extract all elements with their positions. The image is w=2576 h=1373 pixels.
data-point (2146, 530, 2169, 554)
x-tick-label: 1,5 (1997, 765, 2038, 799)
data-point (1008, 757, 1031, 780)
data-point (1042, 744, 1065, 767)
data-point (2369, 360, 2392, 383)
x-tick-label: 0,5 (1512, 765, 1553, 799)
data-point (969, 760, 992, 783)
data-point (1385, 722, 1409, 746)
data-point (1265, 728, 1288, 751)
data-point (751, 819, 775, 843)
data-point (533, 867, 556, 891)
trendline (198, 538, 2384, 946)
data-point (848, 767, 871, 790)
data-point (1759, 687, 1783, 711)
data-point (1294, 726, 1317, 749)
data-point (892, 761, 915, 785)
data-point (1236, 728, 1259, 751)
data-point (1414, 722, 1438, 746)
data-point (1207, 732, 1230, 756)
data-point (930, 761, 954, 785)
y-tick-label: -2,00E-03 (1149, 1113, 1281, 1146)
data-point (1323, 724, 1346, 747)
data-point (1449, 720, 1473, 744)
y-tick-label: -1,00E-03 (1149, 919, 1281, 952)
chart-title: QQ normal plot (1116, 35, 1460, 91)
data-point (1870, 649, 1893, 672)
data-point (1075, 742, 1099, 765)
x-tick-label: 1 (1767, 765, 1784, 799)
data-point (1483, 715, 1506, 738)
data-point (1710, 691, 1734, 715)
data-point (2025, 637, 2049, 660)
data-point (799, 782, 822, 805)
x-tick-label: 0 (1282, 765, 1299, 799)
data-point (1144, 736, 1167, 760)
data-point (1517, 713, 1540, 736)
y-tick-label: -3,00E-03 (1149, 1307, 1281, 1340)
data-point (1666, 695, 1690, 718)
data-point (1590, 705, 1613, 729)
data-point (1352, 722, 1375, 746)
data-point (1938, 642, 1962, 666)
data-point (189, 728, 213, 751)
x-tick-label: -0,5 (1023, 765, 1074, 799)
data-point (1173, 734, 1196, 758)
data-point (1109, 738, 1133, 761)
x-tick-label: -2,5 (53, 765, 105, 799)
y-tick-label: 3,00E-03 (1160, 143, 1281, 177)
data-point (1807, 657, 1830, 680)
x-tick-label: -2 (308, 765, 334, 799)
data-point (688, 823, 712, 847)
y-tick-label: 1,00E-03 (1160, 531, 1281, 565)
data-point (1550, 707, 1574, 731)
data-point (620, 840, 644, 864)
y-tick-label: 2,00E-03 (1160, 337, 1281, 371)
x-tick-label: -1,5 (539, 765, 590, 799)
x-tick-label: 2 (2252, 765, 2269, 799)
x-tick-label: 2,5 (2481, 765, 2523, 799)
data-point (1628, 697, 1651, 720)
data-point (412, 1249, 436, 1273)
——————————
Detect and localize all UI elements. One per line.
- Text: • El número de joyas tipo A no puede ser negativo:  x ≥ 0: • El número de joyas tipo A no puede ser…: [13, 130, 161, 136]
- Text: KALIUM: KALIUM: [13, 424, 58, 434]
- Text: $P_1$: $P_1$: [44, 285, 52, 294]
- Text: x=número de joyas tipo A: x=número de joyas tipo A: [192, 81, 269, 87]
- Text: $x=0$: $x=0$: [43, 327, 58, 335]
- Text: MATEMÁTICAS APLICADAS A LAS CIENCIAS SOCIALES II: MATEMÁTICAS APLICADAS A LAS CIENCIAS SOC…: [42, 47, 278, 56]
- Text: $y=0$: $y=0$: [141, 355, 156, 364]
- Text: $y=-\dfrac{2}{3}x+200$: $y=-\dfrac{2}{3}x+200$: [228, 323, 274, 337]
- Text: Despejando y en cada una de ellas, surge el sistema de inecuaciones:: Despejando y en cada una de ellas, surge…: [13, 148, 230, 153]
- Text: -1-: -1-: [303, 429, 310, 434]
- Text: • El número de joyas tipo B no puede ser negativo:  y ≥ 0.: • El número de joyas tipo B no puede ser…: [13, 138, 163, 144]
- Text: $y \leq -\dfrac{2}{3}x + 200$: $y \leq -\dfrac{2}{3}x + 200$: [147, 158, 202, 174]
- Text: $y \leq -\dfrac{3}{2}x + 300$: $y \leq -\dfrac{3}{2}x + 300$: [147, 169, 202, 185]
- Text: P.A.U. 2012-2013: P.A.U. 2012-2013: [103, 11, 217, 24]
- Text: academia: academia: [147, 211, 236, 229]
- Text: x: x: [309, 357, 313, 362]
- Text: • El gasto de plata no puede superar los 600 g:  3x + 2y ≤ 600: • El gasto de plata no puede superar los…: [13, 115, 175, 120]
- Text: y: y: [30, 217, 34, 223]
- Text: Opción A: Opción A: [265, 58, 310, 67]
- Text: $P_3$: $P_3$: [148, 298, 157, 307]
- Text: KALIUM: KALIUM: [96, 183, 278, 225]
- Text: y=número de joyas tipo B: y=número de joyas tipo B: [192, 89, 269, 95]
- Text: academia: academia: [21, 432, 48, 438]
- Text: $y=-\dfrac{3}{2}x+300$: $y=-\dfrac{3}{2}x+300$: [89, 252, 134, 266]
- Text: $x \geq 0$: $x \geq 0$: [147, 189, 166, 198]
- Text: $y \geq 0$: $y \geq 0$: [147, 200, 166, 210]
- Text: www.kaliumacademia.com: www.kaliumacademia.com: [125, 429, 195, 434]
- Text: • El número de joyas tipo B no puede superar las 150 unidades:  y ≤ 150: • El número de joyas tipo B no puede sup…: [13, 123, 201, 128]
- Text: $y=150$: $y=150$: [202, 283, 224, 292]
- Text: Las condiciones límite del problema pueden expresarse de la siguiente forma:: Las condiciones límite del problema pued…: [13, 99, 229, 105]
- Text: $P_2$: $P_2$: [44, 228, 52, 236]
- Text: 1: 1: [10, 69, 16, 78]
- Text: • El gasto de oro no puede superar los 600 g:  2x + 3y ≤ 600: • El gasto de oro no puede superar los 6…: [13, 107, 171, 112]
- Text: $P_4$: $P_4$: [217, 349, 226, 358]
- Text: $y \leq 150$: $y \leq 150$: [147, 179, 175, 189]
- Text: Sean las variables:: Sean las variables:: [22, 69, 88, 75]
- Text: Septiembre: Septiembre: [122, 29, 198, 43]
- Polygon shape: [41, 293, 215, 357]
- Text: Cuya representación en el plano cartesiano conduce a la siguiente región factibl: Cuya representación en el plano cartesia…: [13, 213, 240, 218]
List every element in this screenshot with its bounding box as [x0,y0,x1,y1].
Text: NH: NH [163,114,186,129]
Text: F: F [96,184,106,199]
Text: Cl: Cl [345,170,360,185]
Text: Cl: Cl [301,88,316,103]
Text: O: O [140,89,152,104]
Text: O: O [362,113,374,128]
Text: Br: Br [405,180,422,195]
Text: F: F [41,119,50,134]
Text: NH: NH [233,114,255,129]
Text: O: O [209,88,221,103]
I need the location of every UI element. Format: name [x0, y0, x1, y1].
——————————
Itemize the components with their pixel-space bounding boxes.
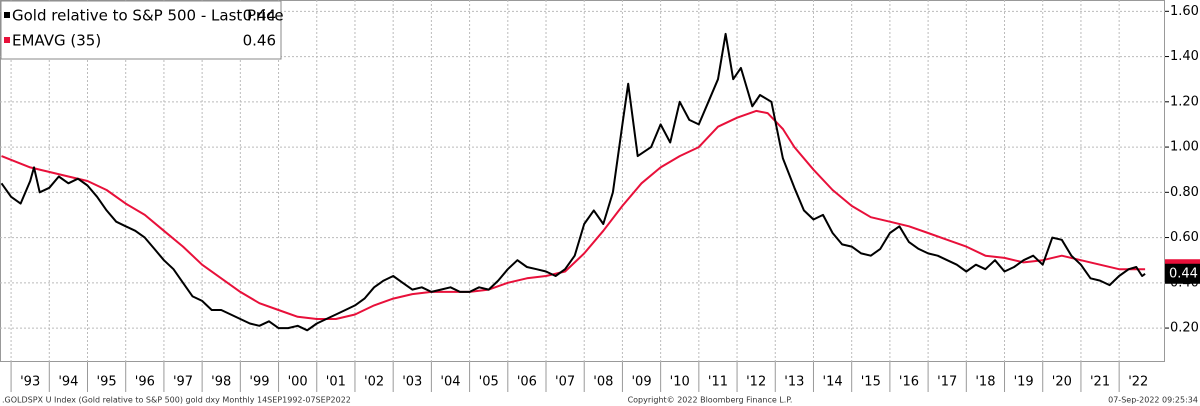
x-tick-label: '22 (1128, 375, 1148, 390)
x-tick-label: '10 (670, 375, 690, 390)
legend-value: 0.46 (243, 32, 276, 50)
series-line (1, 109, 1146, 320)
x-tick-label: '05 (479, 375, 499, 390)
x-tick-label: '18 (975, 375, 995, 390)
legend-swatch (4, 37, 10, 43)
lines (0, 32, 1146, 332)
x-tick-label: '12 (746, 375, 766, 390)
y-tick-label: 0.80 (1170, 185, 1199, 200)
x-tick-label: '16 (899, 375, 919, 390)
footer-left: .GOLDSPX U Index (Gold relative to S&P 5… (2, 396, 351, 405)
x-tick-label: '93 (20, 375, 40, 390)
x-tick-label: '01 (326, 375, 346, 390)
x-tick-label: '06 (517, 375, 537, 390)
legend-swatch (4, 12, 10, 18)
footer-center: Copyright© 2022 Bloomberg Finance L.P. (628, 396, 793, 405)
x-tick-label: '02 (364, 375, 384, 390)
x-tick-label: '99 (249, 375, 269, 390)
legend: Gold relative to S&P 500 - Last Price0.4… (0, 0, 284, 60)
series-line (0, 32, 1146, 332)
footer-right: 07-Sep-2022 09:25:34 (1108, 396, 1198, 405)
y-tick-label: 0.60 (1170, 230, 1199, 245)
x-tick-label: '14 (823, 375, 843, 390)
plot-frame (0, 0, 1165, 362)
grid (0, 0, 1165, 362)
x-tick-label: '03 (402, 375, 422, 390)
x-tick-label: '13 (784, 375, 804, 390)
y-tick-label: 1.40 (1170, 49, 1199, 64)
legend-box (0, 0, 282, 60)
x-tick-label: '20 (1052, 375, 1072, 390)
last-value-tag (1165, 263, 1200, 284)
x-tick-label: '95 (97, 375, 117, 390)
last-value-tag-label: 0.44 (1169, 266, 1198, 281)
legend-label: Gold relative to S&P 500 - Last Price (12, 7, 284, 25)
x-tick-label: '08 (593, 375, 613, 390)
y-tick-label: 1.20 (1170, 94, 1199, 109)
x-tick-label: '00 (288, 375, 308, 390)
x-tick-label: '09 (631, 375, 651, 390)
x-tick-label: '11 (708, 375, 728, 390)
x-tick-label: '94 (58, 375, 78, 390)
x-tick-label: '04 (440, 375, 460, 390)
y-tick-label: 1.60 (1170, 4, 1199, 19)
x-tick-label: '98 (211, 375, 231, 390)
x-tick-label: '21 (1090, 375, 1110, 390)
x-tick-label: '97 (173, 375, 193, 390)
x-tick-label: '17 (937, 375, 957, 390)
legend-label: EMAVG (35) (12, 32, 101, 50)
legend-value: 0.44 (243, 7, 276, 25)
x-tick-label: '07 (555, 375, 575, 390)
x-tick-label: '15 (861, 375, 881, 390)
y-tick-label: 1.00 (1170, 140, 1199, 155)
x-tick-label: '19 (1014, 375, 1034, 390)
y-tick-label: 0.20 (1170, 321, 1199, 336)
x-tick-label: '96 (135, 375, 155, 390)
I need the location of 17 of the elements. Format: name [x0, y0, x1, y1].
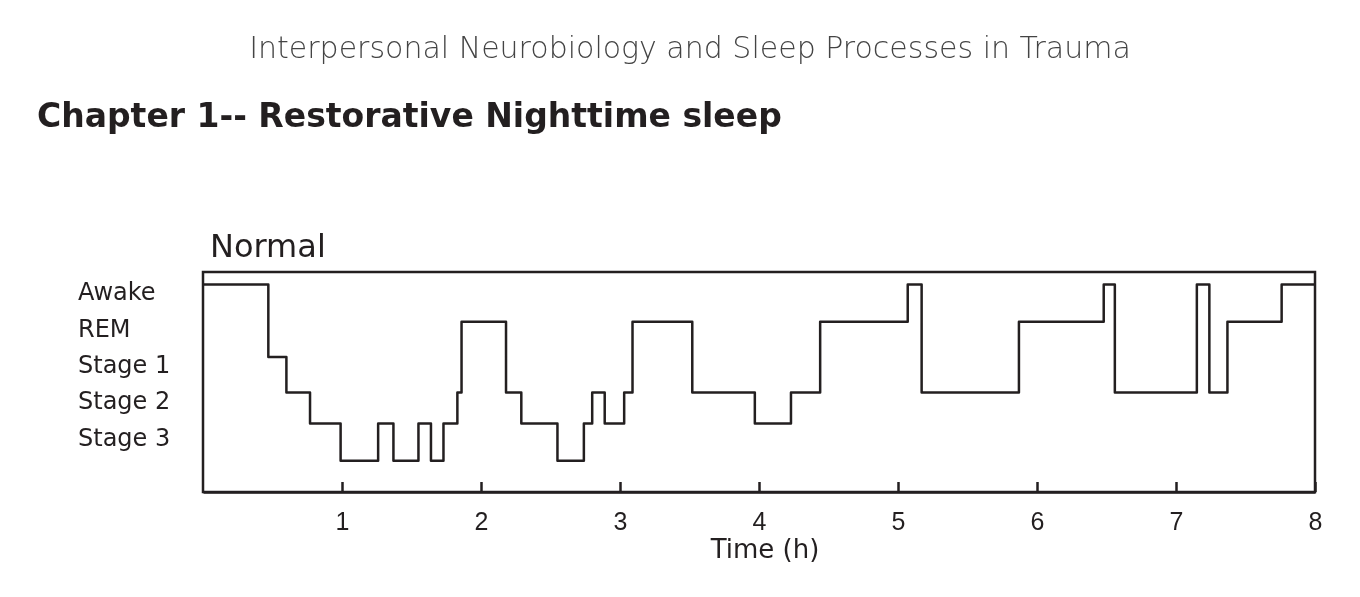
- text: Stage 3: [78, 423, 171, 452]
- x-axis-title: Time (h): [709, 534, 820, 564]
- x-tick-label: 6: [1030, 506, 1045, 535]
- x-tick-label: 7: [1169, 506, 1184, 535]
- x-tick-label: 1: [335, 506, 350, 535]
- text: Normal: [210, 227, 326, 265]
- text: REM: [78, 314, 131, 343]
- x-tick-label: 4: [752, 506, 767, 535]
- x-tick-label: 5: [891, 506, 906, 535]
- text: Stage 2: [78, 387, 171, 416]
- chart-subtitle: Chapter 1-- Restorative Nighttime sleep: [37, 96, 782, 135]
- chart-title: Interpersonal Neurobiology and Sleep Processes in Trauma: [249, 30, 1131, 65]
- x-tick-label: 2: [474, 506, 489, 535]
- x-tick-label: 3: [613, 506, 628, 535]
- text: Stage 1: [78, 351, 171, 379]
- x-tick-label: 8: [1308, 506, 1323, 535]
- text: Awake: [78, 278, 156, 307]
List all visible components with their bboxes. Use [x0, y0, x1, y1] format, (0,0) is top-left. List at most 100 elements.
——————————
Output everything from the line containing "x-tick-label: '22 (1128, 375, 1148, 390)" down to the line containing "x-tick-label: '95 (97, 375, 117, 390)" as a numbered list, with blank lines left out.

**The completed task**.
1. x-tick-label: '22 (1128, 375, 1148, 390)
2. x-tick-label: '10 (670, 375, 690, 390)
3. legend-value: 0.46 (243, 32, 276, 50)
4. series-line (1, 109, 1146, 320)
5. x-tick-label: '05 (479, 375, 499, 390)
6. x-tick-label: '18 (975, 375, 995, 390)
7. legend-swatch (4, 37, 10, 43)
8. lines (0, 32, 1146, 332)
9. x-tick-label: '12 (746, 375, 766, 390)
10. y-tick-label: 0.80 (1170, 185, 1199, 200)
11. x-tick-label: '16 (899, 375, 919, 390)
12. footer-left: .GOLDSPX U Index (Gold relative to S&P 5… (2, 396, 351, 405)
13. x-tick-label: '93 (20, 375, 40, 390)
14. x-tick-label: '01 (326, 375, 346, 390)
15. x-tick-label: '06 (517, 375, 537, 390)
16. legend-swatch (4, 12, 10, 18)
17. footer-center: Copyright© 2022 Bloomberg Finance L.P. (628, 396, 793, 405)
18. x-tick-label: '02 (364, 375, 384, 390)
19. x-tick-label: '99 (249, 375, 269, 390)
20. legend: Gold relative to S&P 500 - Last Price0.4… (0, 0, 284, 60)
21. series-line (0, 32, 1146, 332)
22. footer-right: 07-Sep-2022 09:25:34 (1108, 396, 1198, 405)
23. y-tick-label: 0.60 (1170, 230, 1199, 245)
24. x-tick-label: '14 (823, 375, 843, 390)
25. plot-frame (0, 0, 1165, 362)
26. grid (0, 0, 1165, 362)
27. x-tick-label: '03 (402, 375, 422, 390)
28. x-tick-label: '13 (784, 375, 804, 390)
29. y-tick-label: 1.40 (1170, 49, 1199, 64)
30. legend-box (0, 0, 282, 60)
31. x-tick-label: '20 (1052, 375, 1072, 390)
32. last-value-tag (1165, 263, 1200, 284)
33. x-tick-label: '95 (97, 375, 117, 390)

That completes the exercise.